*SHORT PROBLEM*. The exercise asks for every line of the data to be reproduced exactly.

(Data listing)
>> begin
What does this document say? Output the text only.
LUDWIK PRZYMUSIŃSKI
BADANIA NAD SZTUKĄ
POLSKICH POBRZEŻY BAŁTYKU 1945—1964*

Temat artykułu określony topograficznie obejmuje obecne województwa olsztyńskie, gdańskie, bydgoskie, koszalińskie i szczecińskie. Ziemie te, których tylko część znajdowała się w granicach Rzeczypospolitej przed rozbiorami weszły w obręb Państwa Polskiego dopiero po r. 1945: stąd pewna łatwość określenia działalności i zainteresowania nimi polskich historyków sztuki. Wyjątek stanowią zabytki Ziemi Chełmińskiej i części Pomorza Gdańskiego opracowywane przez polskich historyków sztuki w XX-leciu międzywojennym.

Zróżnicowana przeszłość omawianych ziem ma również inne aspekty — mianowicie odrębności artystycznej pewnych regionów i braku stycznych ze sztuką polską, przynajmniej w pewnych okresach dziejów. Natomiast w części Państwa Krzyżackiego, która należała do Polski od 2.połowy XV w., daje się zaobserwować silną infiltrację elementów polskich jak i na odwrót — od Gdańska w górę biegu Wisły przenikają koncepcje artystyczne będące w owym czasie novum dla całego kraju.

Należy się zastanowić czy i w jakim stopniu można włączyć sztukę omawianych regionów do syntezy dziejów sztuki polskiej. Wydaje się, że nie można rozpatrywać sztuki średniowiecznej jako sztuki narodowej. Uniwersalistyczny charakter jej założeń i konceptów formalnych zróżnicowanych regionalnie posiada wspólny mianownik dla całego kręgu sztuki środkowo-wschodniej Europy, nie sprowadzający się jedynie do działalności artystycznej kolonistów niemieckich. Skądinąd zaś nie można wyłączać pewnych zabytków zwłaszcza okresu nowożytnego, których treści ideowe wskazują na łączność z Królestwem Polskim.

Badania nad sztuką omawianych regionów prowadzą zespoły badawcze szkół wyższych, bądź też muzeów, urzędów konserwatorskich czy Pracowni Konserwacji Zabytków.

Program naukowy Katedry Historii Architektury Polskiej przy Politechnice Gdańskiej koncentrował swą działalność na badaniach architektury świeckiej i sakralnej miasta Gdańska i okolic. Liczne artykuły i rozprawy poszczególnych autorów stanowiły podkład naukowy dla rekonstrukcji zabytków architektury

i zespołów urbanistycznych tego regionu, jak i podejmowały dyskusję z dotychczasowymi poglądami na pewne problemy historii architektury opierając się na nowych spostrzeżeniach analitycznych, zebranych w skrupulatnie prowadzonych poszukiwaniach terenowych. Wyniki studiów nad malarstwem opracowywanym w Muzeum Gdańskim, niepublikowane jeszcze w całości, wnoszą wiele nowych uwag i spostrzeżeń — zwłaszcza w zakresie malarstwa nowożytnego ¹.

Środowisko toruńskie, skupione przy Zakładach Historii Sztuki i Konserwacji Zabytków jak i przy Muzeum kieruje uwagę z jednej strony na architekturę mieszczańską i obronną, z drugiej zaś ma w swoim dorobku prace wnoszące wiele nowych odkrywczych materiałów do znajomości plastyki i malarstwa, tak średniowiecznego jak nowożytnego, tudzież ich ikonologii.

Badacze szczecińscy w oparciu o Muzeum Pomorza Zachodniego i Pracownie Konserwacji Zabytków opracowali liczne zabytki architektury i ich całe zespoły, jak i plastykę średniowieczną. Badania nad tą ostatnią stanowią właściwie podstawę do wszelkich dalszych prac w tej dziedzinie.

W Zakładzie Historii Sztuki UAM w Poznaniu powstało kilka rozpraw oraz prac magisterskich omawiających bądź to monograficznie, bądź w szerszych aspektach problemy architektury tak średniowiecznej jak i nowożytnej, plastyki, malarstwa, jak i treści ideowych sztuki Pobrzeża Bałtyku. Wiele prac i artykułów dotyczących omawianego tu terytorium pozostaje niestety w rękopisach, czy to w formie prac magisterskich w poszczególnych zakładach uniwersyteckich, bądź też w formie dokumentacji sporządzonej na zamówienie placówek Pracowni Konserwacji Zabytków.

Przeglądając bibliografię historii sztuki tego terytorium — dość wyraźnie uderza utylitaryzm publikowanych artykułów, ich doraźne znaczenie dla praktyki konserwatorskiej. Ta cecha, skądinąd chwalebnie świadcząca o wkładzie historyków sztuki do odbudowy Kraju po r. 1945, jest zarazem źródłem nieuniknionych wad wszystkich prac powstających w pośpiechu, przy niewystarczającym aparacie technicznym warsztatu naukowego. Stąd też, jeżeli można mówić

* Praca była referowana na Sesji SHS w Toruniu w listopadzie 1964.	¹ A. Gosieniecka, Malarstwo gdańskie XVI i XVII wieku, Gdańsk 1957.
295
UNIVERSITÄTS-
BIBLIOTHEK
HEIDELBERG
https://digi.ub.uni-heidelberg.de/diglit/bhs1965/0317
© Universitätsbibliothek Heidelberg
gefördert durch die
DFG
>> end
*RESPONSE TO THIS TASK*.
What does this document say? Output the text only.
LUDWIK PRZYMUSIŃSKI
BADANIA NAD SZTUKĄ
POLSKICH POBRZEŻY BAŁTYKU 1945—1964*

Temat artykułu określony topograficznie obejmuje obecne województwa olsztyńskie, gdańskie, bydgoskie, koszalińskie i szczecińskie. Ziemie te, których tylko część znajdowała się w granicach Rzeczypospolitej przed rozbiorami weszły w obręb Państwa Polskiego dopiero po r. 1945: stąd pewna łatwość określenia działalności i zainteresowania nimi polskich historyków sztuki. Wyjątek stanowią zabytki Ziemi Chełmińskiej i części Pomorza Gdańskiego opracowywane przez polskich historyków sztuki w XX-leciu międzywojennym.

Zróżnicowana przeszłość omawianych ziem ma również inne aspekty — mianowicie odrębności artystycznej pewnych regionów i braku stycznych ze sztuką polską, przynajmniej w pewnych okresach dziejów. Natomiast w części Państwa Krzyżackiego, która należała do Polski od 2.połowy XV w., daje się zaobserwować silną infiltrację elementów polskich jak i na odwrót — od Gdańska w górę biegu Wisły przenikają koncepcje artystyczne będące w owym czasie novum dla całego kraju.

Należy się zastanowić czy i w jakim stopniu można włączyć sztukę omawianych regionów do syntezy dziejów sztuki polskiej. Wydaje się, że nie można rozpatrywać sztuki średniowiecznej jako sztuki narodowej. Uniwersalistyczny charakter jej założeń i konceptów formalnych zróżnicowanych regionalnie posiada wspólny mianownik dla całego kręgu sztuki środkowo-wschodniej Europy, nie sprowadzający się jedynie do działalności artystycznej kolonistów niemieckich. Skądinąd zaś nie można wyłączać pewnych zabytków zwłaszcza okresu nowożytnego, których treści ideowe wskazują na łączność z Królestwem Polskim.

Badania nad sztuką omawianych regionów prowadzą zespoły badawcze szkół wyższych, bądź też muzeów, urzędów konserwatorskich czy Pracowni Konserwacji Zabytków.

Program naukowy Katedry Historii Architektury Polskiej przy Politechnice Gdańskiej koncentrował swą działalność na badaniach architektury świeckiej i sakralnej miasta Gdańska i okolic. Liczne artykuły i rozprawy poszczególnych autorów stanowiły podkład naukowy dla rekonstrukcji zabytków architektury

i zespołów urbanistycznych tego regionu, jak i podejmowały dyskusję z dotychczasowymi poglądami na pewne problemy historii architektury opierając się na nowych spostrzeżeniach analitycznych, zebranych w skrupulatnie prowadzonych poszukiwaniach terenowych. Wyniki studiów nad malarstwem opracowywanym w Muzeum Gdańskim, niepublikowane jeszcze w całości, wnoszą wiele nowych uwag i spostrzeżeń — zwłaszcza w zakresie malarstwa nowożytnego ¹.

Środowisko toruńskie, skupione przy Zakładach Historii Sztuki i Konserwacji Zabytków jak i przy Muzeum kieruje uwagę z jednej strony na architekturę mieszczańską i obronną, z drugiej zaś ma w swoim dorobku prace wnoszące wiele nowych odkrywczych materiałów do znajomości plastyki i malarstwa, tak średniowiecznego jak nowożytnego, tudzież ich ikonologii.

Badacze szczecińscy w oparciu o Muzeum Pomorza Zachodniego i Pracownie Konserwacji Zabytków opracowali liczne zabytki architektury i ich całe zespoły, jak i plastykę średniowieczną. Badania nad tą ostatnią stanowią właściwie podstawę do wszelkich dalszych prac w tej dziedzinie.

W Zakładzie Historii Sztuki UAM w Poznaniu powstało kilka rozpraw oraz prac magisterskich omawiających bądź to monograficznie, bądź w szerszych aspektach problemy architektury tak średniowiecznej jak i nowożytnej, plastyki, malarstwa, jak i treści ideowych sztuki Pobrzeża Bałtyku. Wiele prac i artykułów dotyczących omawianego tu terytorium pozostaje niestety w rękopisach, czy to w formie prac magisterskich w poszczególnych zakładach uniwersyteckich, bądź też w formie dokumentacji sporządzonej na zamówienie placówek Pracowni Konserwacji Zabytków.

Przeglądając bibliografię historii sztuki tego terytorium — dość wyraźnie uderza utylitaryzm publikowanych artykułów, ich doraźne znaczenie dla praktyki konserwatorskiej. Ta cecha, skądinąd chwalebnie świadcząca o wkładzie historyków sztuki do odbudowy Kraju po r. 1945, jest zarazem źródłem nieuniknionych wad wszystkich prac powstających w pośpiechu, przy niewystarczającym aparacie technicznym warsztatu naukowego. Stąd też, jeżeli można mówić

* Praca była referowana na Sesji SHS w Toruniu w listopadzie 1964.	¹ A. Gosieniecka, Malarstwo gdańskie XVI i XVII wieku, Gdańsk 1957.
295
UNIVERSITÄTS-
BIBLIOTHEK
HEIDELBERG
https://digi.ub.uni-heidelberg.de/diglit/bhs1965/0317
© Universitätsbibliothek Heidelberg
gefördert durch die
DFG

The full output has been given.